To be done - Among the records below, find each line that includes the string "экстрагенитальной" and copy it.

################

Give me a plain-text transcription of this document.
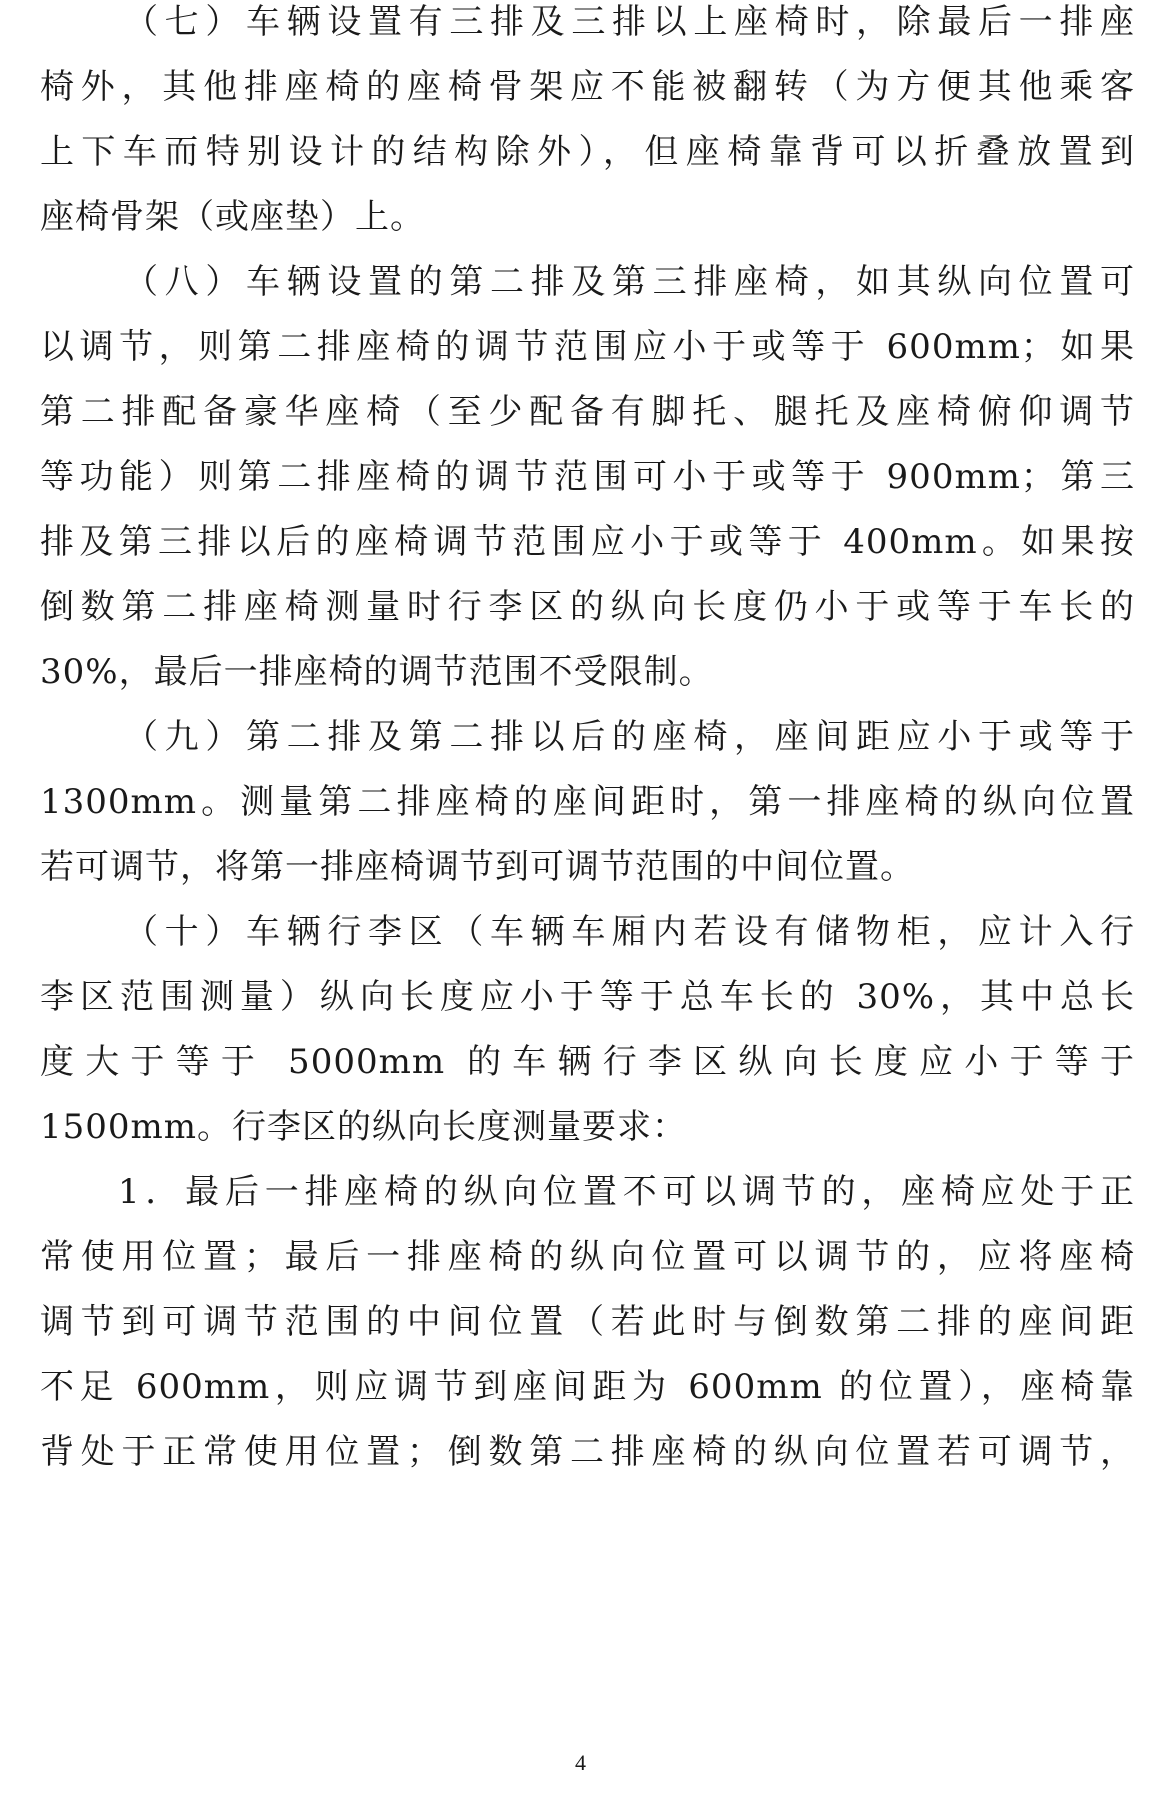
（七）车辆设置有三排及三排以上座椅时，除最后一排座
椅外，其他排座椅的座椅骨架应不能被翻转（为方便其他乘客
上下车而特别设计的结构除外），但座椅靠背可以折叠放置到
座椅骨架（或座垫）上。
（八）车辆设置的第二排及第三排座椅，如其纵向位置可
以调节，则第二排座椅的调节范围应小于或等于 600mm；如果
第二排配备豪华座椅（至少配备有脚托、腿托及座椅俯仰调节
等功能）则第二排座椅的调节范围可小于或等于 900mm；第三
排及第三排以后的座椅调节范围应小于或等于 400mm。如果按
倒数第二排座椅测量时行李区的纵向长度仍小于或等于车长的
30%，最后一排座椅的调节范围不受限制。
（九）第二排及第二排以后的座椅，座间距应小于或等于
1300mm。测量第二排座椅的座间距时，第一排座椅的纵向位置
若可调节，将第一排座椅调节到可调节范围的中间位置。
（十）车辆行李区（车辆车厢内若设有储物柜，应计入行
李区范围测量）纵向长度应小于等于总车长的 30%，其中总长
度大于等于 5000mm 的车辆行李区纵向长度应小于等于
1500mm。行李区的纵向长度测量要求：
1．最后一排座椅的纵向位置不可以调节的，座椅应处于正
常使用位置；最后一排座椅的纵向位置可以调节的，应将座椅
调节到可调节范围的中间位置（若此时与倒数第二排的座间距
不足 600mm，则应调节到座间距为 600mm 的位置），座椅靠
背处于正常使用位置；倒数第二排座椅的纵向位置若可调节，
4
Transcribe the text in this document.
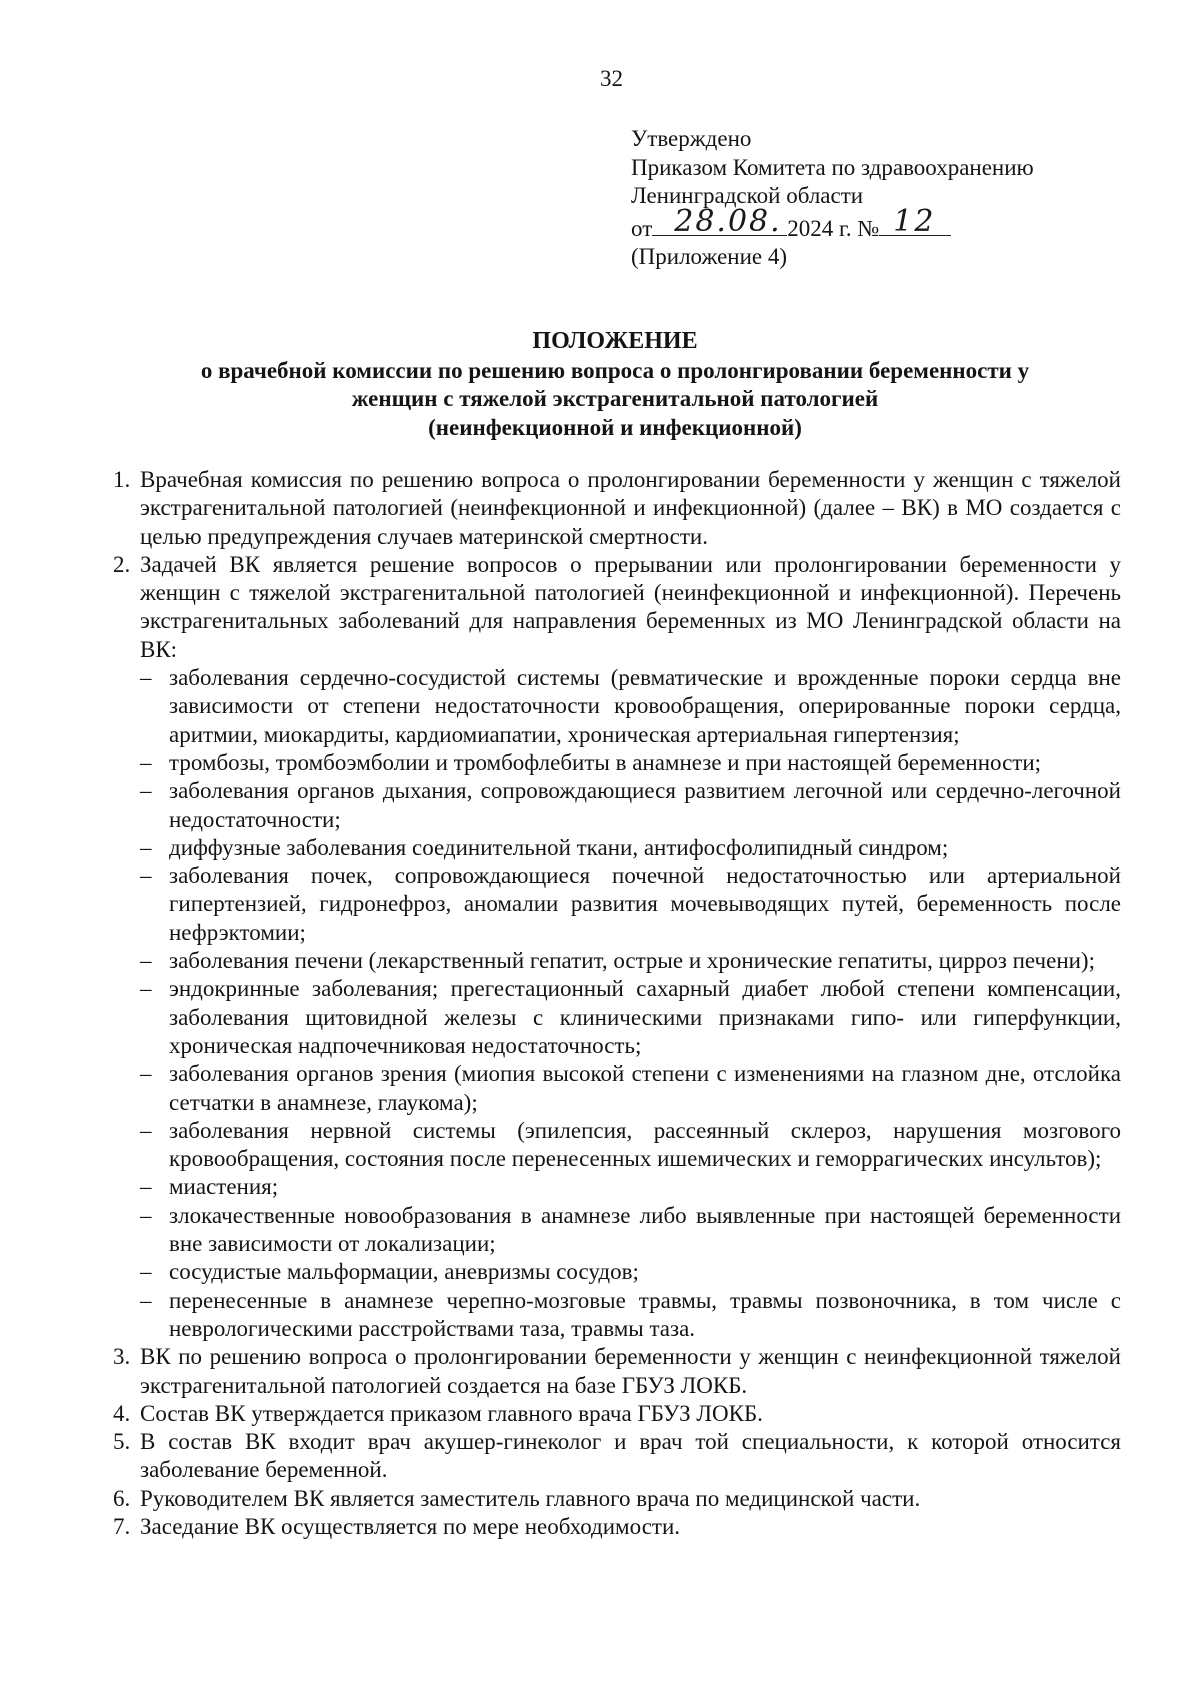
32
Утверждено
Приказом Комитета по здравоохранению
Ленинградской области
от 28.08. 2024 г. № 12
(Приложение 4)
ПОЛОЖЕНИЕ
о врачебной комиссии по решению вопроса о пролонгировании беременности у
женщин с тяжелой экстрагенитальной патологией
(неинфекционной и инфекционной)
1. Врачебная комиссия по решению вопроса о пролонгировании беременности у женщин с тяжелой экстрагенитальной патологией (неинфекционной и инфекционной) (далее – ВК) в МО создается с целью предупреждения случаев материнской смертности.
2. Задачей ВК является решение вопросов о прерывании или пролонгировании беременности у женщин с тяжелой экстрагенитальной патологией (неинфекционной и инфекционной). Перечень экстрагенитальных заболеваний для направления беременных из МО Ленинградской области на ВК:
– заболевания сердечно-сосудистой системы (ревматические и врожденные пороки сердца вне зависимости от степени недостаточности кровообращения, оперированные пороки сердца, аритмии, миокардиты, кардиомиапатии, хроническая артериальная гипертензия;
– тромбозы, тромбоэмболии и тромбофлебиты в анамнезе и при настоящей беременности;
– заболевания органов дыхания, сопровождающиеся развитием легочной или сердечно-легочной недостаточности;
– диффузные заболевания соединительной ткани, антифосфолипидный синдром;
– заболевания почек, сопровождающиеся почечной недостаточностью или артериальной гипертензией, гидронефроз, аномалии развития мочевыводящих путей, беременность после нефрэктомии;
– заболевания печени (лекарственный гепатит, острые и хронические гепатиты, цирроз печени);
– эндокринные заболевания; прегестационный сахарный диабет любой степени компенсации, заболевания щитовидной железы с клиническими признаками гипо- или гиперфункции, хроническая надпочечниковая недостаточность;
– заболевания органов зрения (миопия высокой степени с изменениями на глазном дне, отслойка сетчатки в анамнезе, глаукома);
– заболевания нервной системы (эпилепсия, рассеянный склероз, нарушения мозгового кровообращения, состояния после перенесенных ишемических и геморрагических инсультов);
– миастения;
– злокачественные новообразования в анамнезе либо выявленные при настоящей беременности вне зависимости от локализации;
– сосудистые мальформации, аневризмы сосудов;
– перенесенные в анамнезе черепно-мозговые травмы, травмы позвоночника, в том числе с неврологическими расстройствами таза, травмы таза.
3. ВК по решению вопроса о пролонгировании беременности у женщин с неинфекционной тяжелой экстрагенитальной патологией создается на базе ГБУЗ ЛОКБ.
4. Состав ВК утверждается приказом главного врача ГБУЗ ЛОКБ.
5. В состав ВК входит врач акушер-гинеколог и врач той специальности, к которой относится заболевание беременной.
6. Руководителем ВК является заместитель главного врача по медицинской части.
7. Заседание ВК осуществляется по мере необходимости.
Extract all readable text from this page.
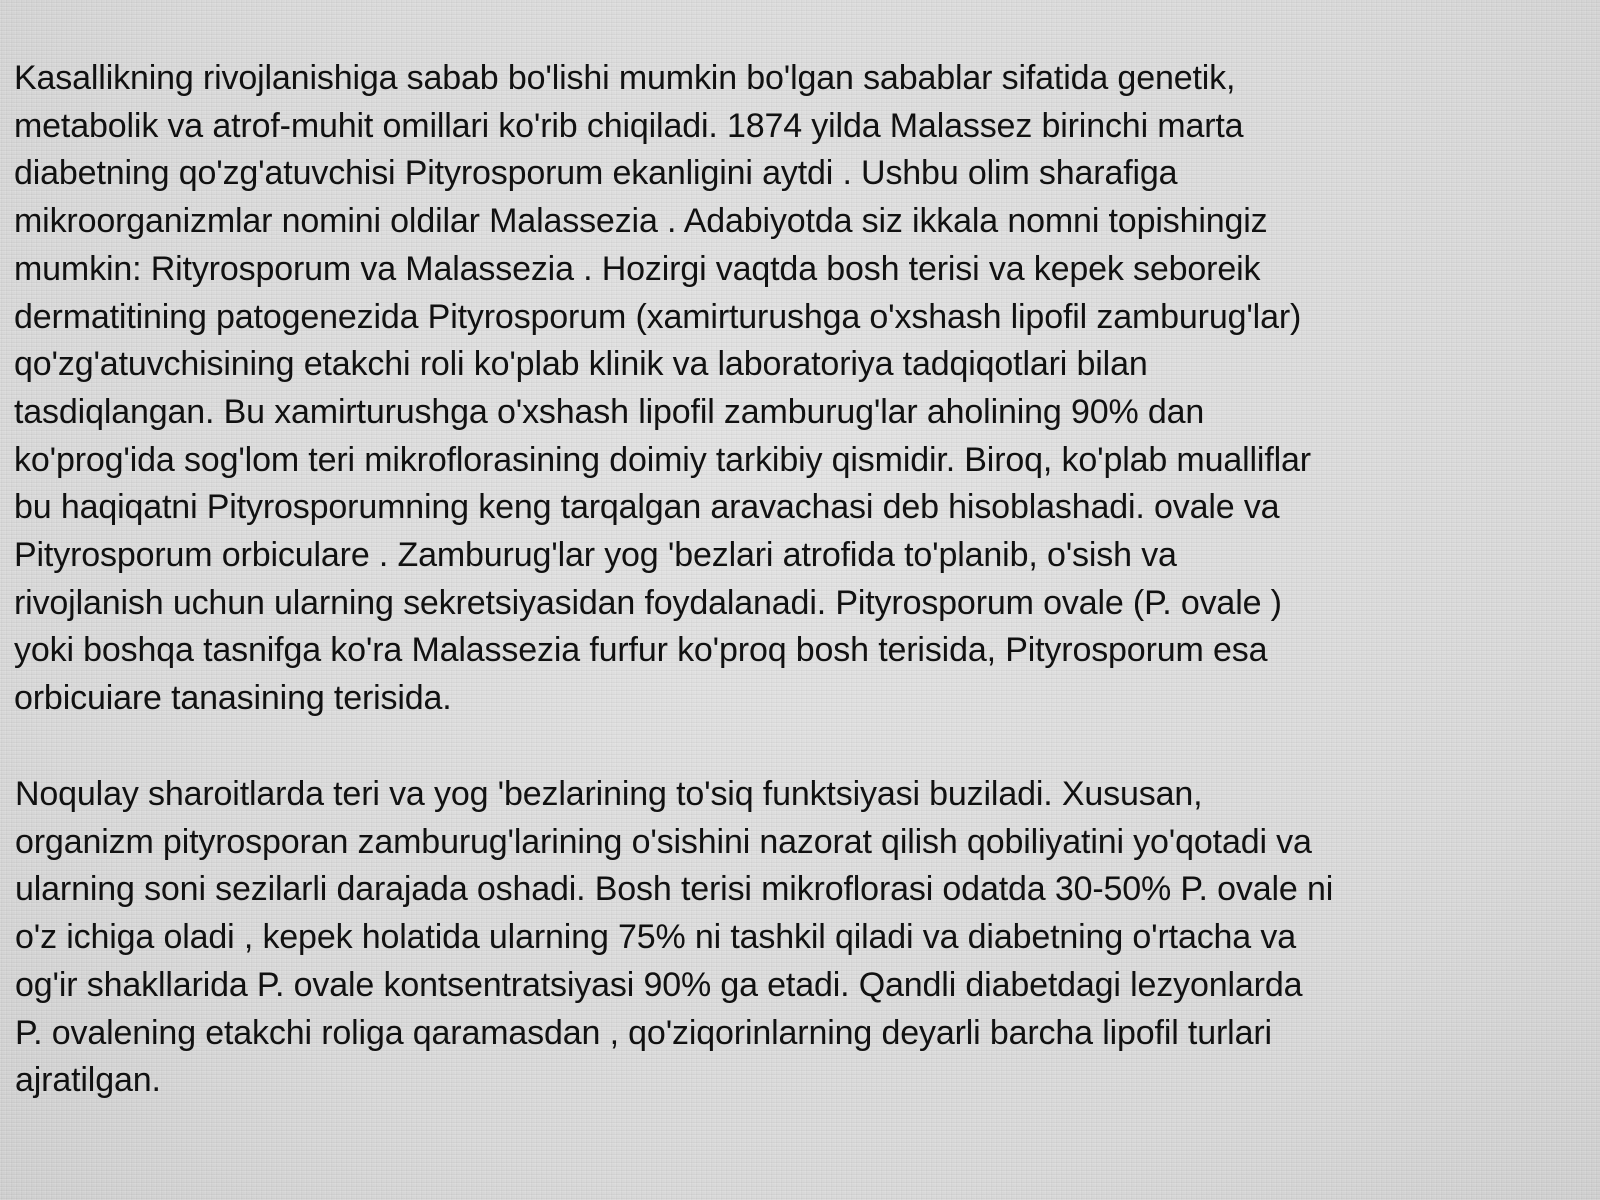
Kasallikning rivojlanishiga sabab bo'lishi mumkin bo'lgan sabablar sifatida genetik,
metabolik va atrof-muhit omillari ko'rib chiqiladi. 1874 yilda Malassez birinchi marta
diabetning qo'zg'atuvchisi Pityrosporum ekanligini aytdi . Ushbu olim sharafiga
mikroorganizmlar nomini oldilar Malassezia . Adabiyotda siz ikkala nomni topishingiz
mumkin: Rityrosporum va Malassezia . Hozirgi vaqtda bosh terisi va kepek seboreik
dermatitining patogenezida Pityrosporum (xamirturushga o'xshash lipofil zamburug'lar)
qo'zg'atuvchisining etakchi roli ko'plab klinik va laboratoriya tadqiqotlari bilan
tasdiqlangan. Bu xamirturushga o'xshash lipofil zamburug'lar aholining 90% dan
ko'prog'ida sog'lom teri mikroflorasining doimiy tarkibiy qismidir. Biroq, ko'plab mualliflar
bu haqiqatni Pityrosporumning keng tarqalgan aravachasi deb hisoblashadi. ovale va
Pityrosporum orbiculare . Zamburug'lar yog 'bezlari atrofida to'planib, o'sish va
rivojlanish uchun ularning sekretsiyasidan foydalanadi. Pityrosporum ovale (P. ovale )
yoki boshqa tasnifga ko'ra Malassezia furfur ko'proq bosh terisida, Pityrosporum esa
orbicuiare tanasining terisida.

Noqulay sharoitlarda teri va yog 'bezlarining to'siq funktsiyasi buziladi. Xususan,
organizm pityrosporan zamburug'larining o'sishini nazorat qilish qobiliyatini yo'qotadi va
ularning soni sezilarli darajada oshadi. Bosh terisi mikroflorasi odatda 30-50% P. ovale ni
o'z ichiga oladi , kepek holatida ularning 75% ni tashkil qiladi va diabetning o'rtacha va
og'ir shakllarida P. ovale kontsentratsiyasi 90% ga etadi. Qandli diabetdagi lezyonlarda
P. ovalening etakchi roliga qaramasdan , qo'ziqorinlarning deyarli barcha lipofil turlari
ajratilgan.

################

Reply -
женщин с тяжелой экстрагенитальной патологией
1. Врачебная комиссия по решению вопроса о пролонгировании беременности у женщин с тяжелой экстрагенитальной патологией (неинфекционной и инфекционной) (далее – ВК) в МО создается с целью предупреждения случаев материнской смертности.
2. Задачей ВК является решение вопросов о прерывании или пролонгировании беременности у женщин с тяжелой экстрагенитальной патологией (неинфекционной и инфекционной). Перечень экстрагенитальных заболеваний для направления беременных из МО Ленинградской области на ВК:
3. ВК по решению вопроса о пролонгировании беременности у женщин с неинфекционной тяжелой экстрагенитальной патологией создается на базе ГБУЗ ЛОКБ.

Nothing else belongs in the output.